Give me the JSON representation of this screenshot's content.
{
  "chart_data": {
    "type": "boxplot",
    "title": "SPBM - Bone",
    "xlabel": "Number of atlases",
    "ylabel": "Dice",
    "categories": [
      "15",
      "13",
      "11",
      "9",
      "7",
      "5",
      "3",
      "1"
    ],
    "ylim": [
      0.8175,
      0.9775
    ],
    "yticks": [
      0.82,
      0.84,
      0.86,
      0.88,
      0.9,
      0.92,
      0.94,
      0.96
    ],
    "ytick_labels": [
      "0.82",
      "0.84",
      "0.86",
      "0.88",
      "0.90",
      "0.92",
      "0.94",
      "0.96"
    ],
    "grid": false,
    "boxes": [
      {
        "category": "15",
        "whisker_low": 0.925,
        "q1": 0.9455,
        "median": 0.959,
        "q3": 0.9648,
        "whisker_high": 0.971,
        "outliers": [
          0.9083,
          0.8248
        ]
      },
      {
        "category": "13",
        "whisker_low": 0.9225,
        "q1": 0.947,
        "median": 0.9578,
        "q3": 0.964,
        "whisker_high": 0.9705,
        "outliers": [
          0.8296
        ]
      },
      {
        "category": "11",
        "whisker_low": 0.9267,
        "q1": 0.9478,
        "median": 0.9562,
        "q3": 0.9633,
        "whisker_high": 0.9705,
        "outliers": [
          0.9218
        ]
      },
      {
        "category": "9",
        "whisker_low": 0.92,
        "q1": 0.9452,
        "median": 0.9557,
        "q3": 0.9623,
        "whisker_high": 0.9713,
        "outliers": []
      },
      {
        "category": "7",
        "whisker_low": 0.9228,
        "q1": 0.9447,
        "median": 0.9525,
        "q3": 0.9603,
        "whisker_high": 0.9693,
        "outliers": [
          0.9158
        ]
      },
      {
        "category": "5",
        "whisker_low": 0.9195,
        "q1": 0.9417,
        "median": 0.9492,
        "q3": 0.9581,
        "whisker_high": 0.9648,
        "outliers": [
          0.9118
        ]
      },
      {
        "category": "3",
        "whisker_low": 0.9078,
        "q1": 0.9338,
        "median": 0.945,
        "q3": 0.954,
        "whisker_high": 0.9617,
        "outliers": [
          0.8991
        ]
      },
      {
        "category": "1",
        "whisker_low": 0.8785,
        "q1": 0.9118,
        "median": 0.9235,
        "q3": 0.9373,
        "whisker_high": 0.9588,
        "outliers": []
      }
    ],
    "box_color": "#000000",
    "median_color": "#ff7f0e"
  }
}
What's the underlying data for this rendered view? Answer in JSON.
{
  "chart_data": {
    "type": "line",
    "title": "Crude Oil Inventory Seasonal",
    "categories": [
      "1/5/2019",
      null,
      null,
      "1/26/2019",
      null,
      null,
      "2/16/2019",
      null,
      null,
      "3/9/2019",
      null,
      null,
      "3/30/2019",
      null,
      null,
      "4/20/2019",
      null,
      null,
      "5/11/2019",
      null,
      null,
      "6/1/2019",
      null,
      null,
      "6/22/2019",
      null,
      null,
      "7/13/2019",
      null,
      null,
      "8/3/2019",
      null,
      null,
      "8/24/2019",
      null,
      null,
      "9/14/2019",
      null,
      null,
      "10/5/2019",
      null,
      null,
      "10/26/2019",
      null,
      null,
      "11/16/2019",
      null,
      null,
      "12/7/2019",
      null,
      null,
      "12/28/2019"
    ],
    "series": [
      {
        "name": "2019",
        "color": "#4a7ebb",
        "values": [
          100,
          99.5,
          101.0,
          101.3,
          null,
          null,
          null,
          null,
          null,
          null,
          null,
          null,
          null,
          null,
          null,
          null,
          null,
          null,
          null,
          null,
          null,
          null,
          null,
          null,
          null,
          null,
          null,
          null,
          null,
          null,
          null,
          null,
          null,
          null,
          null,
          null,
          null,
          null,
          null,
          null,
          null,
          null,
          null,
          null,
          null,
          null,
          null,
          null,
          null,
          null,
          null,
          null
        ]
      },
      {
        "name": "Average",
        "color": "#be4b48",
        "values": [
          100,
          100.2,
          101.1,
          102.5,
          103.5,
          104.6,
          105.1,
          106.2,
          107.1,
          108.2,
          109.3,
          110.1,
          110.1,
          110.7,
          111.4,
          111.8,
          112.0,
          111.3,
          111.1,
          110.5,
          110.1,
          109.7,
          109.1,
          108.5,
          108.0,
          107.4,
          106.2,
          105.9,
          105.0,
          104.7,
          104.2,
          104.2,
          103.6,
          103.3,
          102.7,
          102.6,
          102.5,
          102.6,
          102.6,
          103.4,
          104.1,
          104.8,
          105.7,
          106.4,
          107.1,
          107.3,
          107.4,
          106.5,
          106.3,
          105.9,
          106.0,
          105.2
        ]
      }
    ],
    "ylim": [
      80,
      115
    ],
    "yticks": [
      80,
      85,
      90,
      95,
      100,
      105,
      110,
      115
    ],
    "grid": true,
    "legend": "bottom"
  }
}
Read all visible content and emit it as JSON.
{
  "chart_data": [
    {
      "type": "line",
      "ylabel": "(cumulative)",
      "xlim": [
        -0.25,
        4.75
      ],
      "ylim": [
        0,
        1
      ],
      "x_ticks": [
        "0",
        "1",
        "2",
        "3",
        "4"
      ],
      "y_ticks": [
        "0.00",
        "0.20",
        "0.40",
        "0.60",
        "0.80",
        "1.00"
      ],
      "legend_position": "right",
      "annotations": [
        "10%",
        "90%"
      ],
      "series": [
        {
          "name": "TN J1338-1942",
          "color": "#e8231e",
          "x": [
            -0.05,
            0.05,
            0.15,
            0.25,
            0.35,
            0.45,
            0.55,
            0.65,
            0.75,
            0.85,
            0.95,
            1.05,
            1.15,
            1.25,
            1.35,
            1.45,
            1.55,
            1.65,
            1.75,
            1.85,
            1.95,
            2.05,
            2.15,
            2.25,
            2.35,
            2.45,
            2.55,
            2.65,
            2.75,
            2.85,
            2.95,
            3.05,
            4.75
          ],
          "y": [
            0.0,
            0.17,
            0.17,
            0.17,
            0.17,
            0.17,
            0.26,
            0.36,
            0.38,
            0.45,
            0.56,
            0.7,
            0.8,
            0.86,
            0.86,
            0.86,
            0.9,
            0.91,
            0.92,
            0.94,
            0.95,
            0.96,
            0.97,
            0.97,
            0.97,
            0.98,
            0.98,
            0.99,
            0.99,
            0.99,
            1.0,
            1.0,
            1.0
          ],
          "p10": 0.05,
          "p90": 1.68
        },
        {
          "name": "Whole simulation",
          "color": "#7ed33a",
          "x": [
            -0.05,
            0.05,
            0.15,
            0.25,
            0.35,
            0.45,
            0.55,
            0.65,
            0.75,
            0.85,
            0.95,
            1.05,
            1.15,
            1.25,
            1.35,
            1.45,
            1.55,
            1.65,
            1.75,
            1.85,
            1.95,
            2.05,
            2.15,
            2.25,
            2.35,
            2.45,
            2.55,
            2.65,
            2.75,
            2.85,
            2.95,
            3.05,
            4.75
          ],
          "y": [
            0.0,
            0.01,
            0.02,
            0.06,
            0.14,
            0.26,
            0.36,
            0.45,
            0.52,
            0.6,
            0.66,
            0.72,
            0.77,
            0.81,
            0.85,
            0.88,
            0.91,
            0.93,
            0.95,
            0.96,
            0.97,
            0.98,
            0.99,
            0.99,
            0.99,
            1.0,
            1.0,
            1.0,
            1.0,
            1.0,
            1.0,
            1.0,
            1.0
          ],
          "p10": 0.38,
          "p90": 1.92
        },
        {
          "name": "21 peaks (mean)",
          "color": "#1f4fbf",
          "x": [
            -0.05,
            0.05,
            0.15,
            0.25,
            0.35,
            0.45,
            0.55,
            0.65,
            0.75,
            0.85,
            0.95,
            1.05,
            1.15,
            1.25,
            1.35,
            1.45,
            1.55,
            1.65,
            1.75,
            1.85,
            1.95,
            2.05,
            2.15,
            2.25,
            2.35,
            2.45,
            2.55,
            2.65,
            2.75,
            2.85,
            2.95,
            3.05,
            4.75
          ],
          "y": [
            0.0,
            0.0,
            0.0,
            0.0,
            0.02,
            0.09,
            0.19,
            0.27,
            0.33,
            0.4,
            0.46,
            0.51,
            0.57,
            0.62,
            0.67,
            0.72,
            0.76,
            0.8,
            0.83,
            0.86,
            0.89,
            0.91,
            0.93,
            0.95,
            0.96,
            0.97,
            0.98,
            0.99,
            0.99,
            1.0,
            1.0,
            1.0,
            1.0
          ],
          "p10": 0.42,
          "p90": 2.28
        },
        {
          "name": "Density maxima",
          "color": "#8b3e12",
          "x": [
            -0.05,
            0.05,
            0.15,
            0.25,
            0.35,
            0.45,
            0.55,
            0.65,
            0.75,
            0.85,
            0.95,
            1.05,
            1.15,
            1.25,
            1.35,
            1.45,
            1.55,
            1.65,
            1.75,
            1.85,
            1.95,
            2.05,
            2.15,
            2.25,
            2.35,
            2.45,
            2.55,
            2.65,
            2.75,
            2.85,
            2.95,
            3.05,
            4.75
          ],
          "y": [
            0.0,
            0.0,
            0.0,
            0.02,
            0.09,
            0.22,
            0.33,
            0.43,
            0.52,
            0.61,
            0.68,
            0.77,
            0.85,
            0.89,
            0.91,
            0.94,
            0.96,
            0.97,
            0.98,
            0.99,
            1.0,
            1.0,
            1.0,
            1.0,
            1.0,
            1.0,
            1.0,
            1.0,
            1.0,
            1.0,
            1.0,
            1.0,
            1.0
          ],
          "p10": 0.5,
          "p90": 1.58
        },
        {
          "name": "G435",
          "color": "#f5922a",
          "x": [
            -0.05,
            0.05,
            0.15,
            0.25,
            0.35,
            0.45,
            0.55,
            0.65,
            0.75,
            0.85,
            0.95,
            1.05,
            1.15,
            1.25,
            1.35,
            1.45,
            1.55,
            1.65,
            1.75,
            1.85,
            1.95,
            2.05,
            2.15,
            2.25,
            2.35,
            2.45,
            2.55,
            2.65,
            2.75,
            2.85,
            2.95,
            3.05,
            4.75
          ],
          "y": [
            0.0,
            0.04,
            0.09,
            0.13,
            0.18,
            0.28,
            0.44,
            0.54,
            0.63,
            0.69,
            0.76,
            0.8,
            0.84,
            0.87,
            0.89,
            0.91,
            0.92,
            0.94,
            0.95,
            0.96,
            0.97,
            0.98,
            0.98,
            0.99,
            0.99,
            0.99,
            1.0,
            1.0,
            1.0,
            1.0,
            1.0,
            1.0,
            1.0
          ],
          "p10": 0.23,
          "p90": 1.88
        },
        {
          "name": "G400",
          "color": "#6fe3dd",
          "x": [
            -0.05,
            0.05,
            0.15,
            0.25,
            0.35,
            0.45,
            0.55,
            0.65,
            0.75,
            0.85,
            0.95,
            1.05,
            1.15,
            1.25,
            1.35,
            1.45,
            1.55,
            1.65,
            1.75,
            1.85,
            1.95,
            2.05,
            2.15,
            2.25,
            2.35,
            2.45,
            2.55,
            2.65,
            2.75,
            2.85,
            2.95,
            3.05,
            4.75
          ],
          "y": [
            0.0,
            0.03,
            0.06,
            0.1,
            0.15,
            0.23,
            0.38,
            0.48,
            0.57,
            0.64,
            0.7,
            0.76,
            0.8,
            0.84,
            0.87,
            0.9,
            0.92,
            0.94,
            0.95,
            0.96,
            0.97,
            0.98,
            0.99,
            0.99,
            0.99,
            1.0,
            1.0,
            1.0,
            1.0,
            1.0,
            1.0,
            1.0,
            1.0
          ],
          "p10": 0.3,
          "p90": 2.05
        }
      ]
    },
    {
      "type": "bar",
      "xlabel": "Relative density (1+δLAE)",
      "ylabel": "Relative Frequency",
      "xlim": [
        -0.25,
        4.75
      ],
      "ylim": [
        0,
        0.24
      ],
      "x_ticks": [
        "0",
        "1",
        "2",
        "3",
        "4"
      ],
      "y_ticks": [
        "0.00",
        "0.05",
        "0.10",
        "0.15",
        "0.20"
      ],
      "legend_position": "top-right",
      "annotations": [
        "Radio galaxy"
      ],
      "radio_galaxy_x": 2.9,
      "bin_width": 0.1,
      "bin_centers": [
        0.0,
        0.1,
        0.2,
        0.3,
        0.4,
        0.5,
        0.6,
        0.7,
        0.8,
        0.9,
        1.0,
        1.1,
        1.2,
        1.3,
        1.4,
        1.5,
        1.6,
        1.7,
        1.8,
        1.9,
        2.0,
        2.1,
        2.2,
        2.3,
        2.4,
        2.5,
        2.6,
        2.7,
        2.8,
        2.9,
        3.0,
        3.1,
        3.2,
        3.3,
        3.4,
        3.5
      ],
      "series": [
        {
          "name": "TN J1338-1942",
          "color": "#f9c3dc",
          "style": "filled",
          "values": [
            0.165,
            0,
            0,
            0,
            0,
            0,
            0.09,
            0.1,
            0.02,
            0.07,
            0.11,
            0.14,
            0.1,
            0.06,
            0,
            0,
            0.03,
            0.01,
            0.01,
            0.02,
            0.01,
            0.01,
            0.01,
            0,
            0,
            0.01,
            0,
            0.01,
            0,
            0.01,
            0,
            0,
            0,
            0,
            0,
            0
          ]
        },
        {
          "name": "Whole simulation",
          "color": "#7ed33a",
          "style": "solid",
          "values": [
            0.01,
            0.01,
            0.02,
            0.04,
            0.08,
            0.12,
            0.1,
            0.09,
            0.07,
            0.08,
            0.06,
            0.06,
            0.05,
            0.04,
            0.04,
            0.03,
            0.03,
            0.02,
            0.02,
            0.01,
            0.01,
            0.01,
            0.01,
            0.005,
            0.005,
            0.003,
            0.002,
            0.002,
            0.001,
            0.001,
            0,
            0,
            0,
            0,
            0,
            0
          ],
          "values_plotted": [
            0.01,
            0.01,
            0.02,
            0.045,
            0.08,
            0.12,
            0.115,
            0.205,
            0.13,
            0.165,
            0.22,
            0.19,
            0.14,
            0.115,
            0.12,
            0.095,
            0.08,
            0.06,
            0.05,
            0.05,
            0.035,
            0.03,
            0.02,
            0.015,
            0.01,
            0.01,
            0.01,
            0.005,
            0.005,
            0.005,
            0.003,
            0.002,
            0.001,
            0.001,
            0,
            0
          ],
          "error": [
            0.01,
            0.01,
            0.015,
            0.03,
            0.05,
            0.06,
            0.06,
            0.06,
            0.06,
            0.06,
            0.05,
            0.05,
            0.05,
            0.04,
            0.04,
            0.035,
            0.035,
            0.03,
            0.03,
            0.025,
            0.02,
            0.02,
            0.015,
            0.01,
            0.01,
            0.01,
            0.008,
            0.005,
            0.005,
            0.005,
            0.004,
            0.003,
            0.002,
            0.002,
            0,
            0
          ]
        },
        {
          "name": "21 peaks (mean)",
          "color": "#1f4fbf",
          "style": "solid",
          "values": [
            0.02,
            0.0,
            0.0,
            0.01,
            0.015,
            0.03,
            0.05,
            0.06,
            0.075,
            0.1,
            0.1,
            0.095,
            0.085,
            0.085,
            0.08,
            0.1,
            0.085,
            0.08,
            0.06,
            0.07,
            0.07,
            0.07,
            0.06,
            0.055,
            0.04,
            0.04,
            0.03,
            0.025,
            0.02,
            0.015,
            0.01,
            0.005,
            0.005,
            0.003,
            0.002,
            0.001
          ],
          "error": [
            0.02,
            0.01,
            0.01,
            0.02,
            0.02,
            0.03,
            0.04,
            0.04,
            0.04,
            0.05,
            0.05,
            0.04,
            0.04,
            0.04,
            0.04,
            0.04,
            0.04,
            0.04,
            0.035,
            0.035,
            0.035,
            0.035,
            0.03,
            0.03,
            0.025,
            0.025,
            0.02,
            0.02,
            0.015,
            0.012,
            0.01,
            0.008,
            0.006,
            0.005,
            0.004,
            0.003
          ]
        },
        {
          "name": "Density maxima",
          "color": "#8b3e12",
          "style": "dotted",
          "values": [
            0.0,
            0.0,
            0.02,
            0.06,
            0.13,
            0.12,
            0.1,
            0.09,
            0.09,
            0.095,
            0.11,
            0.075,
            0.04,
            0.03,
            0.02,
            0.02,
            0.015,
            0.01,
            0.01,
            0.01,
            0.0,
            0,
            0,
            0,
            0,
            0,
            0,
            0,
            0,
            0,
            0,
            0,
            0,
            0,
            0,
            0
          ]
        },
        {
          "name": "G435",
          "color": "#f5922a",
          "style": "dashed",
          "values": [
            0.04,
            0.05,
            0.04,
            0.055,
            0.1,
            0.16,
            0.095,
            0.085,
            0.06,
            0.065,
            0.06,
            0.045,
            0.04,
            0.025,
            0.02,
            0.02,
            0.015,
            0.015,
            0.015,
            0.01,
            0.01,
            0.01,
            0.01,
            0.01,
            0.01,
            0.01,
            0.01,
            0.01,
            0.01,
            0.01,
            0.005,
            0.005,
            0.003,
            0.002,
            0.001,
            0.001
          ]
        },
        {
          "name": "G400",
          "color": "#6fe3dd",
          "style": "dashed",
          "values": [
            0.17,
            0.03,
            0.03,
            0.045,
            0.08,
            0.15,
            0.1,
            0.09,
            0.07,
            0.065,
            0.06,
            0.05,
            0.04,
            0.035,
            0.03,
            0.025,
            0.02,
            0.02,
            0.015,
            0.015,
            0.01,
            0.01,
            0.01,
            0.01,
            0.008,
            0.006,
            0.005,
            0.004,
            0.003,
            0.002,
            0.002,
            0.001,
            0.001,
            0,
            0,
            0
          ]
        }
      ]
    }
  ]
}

::::::

*Goal*: Tally the lines in this data that hold the word "xlabel" and state only the count.

*Result of this task*: 2